From the entries below, copy every line holding the word "PRESSURE".

— BEGIN Recorded data —

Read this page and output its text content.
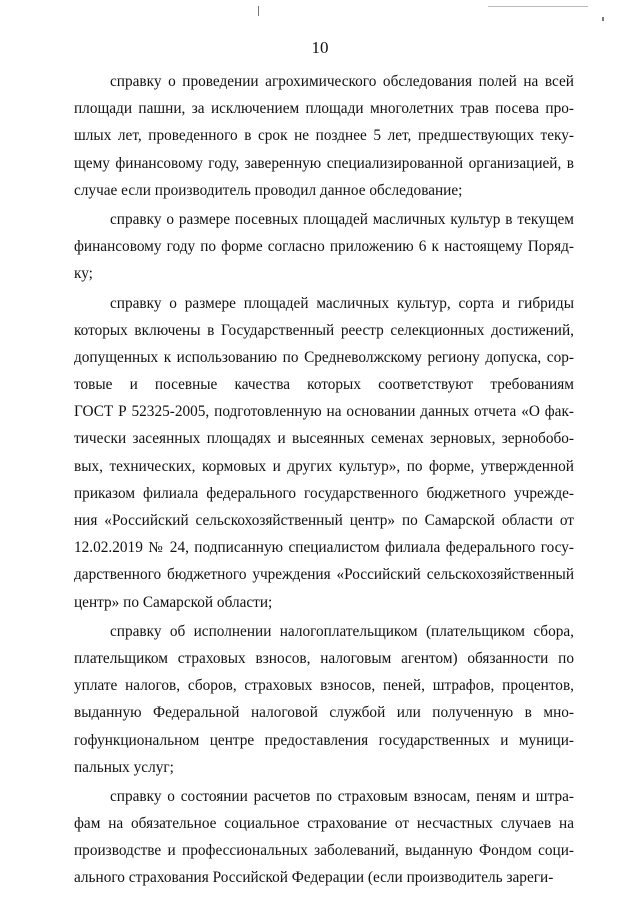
10
справку о проведении агрохимического обследования полей на всей
площади пашни, за исключением площади многолетних трав посева про-
шлых лет, проведенного в срок не позднее 5 лет, предшествующих теку-
щему финансовому году, заверенную специализированной организацией, в
случае если производитель проводил данное обследование;
справку о размере посевных площадей масличных культур в текущем
финансовому году по форме согласно приложению 6 к настоящему Поряд-
ку;
справку о размере площадей масличных культур, сорта и гибриды
которых включены в Государственный реестр селекционных достижений,
допущенных к использованию по Средневолжскому региону допуска, сор-
товые и посевные качества которых соответствуют требованиям
ГОСТ Р 52325-2005, подготовленную на основании данных отчета «О фак-
тически засеянных площадях и высеянных семенах зерновых, зернобобо-
вых, технических, кормовых и других культур», по форме, утвержденной
приказом филиала федерального государственного бюджетного учрежде-
ния «Российский сельскохозяйственный центр» по Самарской области от
12.02.2019 № 24, подписанную специалистом филиала федерального госу-
дарственного бюджетного учреждения «Российский сельскохозяйственный
центр» по Самарской области;
справку об исполнении налогоплательщиком (плательщиком сбора,
плательщиком страховых взносов, налоговым агентом) обязанности по
уплате налогов, сборов, страховых взносов, пеней, штрафов, процентов,
выданную Федеральной налоговой службой или полученную в мно-
гофункциональном центре предоставления государственных и муници-
пальных услуг;
справку о состоянии расчетов по страховым взносам, пеням и штра-
фам на обязательное социальное страхование от несчастных случаев на
производстве и профессиональных заболеваний, выданную Фондом соци-
ального страхования Российской Федерации (если производитель зареги-
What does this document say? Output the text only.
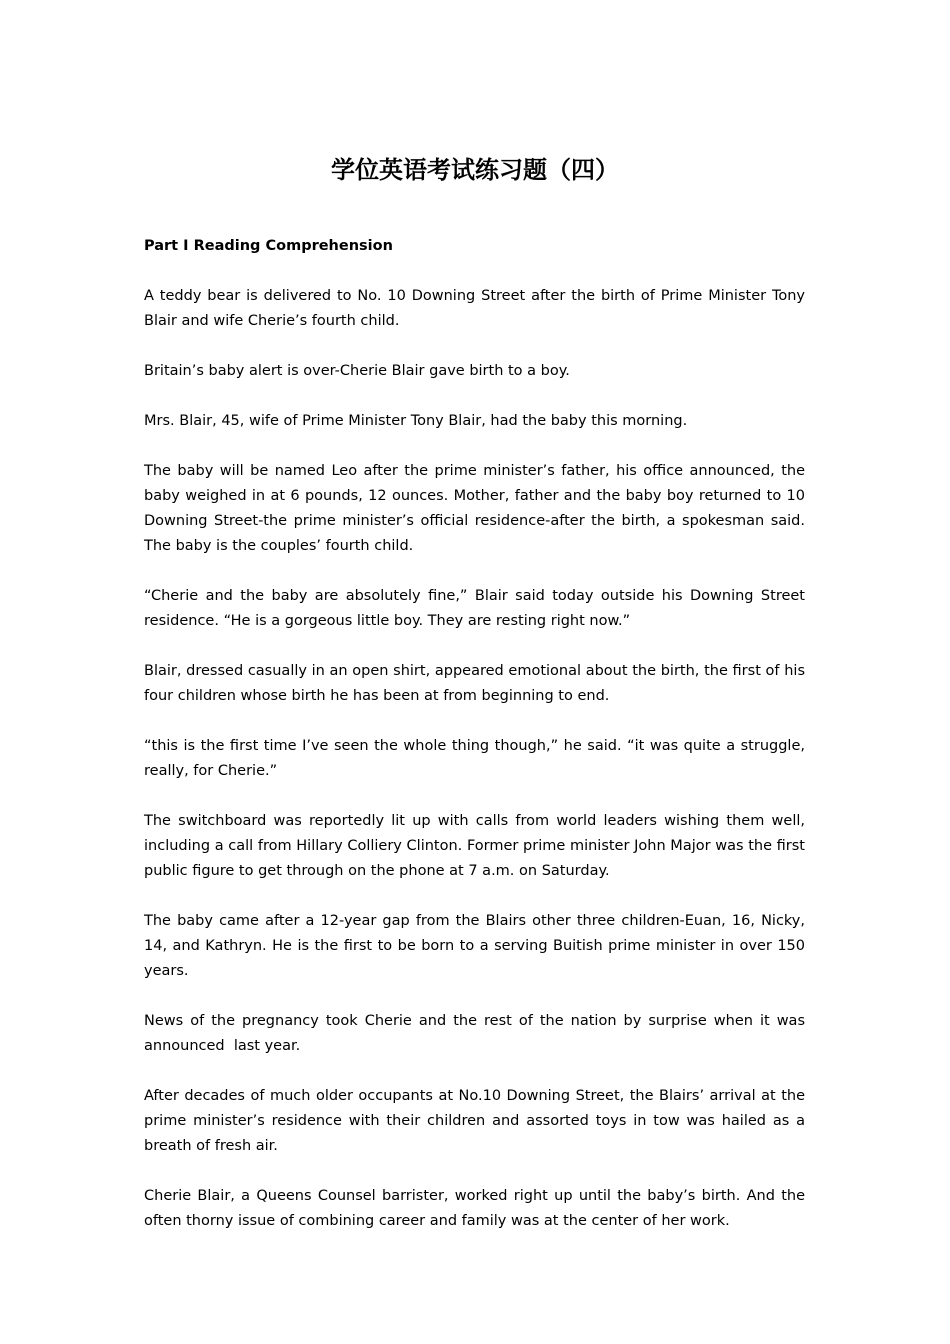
学位英语考试练习题（四）

Part I Reading Comprehension

A teddy bear is delivered to No. 10 Downing Street after the birth of Prime Minister Tony Blair and wife Cherie’s fourth child.

Britain’s baby alert is over-Cherie Blair gave birth to a boy.

Mrs. Blair, 45, wife of Prime Minister Tony Blair, had the baby this morning.

The baby will be named Leo after the prime minister’s father, his office announced, the baby weighed in at 6 pounds, 12 ounces. Mother, father and the baby boy returned to 10 Downing Street-the prime minister’s official residence-after the birth, a spokesman said. The baby is the couples’ fourth child.

“Cherie and the baby are absolutely fine,” Blair said today outside his Downing Street residence. “He is a gorgeous little boy. They are resting right now.”

Blair, dressed casually in an open shirt, appeared emotional about the birth, the first of his four children whose birth he has been at from beginning to end.

“this is the first time I’ve seen the whole thing though,” he said. “it was quite a struggle, really, for Cherie.”

The switchboard was reportedly lit up with calls from world leaders wishing them well, including a call from Hillary Colliery Clinton. Former prime minister John Major was the first public figure to get through on the phone at 7 a.m. on Saturday.

The baby came after a 12-year gap from the Blairs other three children-Euan, 16, Nicky, 14, and Kathryn. He is the first to be born to a serving Buitish prime minister in over 150 years.

News of the pregnancy took Cherie and the rest of the nation by surprise when it was announced  last year.

After decades of much older occupants at No.10 Downing Street, the Blairs’ arrival at the prime minister’s residence with their children and assorted toys in tow was hailed as a breath of fresh air.

Cherie Blair, a Queens Counsel barrister, worked right up until the baby’s birth. And the often thorny issue of combining career and family was at the center of her work.
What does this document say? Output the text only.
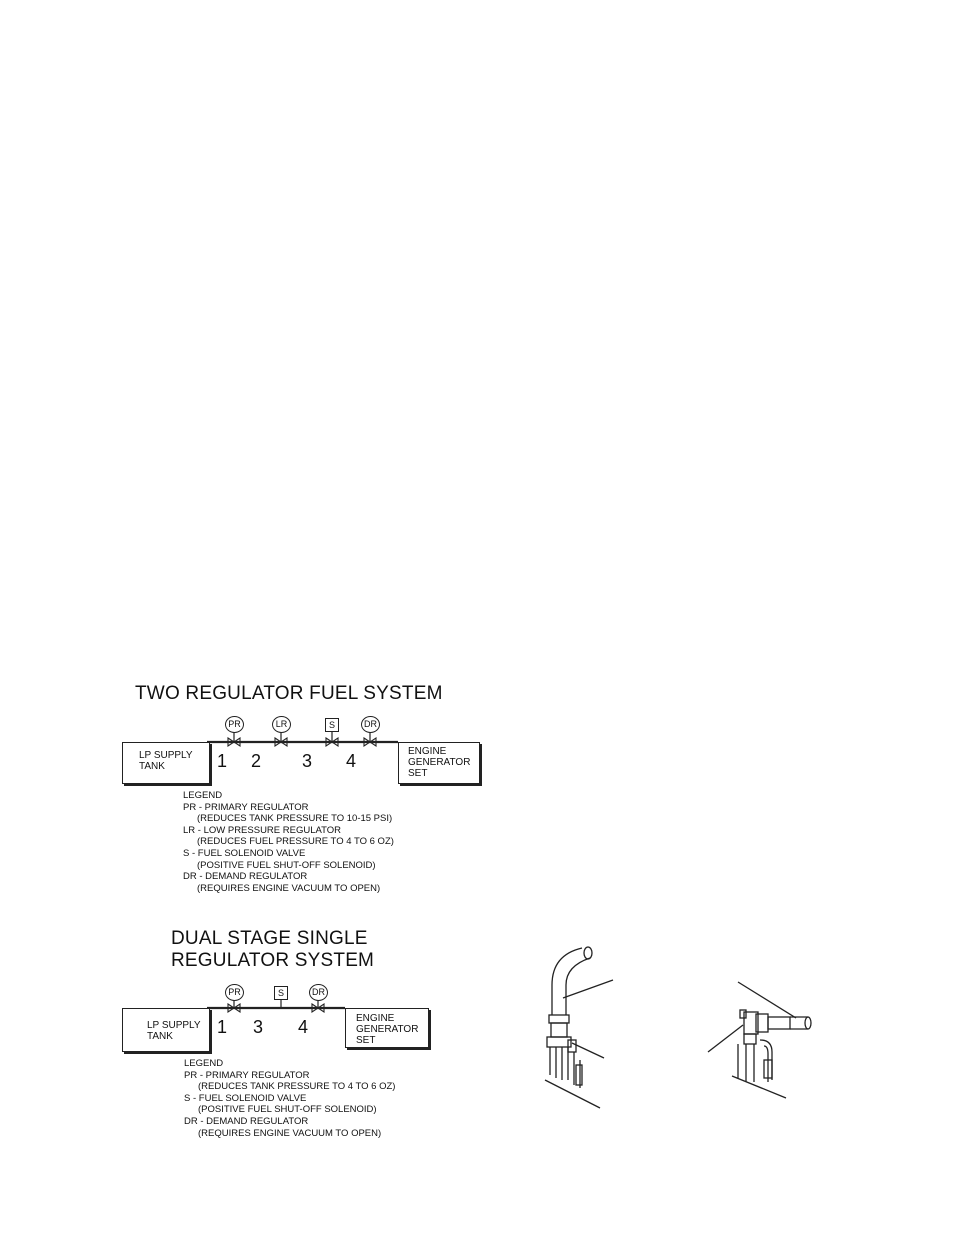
TWO REGULATOR FUEL SYSTEM
LP SUPPLY
TANK
ENGINE
GENERATOR
SET
PR	LR	S	DR
1 2 3 4
LEGEND
PR - PRIMARY REGULATOR
(REDUCES TANK PRESSURE TO 10-15 PSI)
LR - LOW PRESSURE REGULATOR
(REDUCES FUEL PRESSURE TO 4 TO 6 OZ)
S - FUEL SOLENOID VALVE
(POSITIVE FUEL SHUT-OFF SOLENOID)
DR - DEMAND REGULATOR
(REQUIRES ENGINE VACUUM TO OPEN)
DUAL STAGE SINGLE
REGULATOR SYSTEM
LP SUPPLY
TANK
ENGINE
GENERATOR
SET
PR	S	DR
1 3 4
LEGEND
PR - PRIMARY REGULATOR
(REDUCES TANK PRESSURE TO 4 TO 6 OZ)
S - FUEL SOLENOID VALVE
(POSITIVE FUEL SHUT-OFF SOLENOID)
DR - DEMAND REGULATOR
(REQUIRES ENGINE VACUUM TO OPEN)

— END Recorded data —

The answer
(REDUCES TANK PRESSURE TO 10-15 PSI)
LR - LOW PRESSURE REGULATOR
(REDUCES FUEL PRESSURE TO 4 TO 6 OZ)
(REDUCES TANK PRESSURE TO 4 TO 6 OZ)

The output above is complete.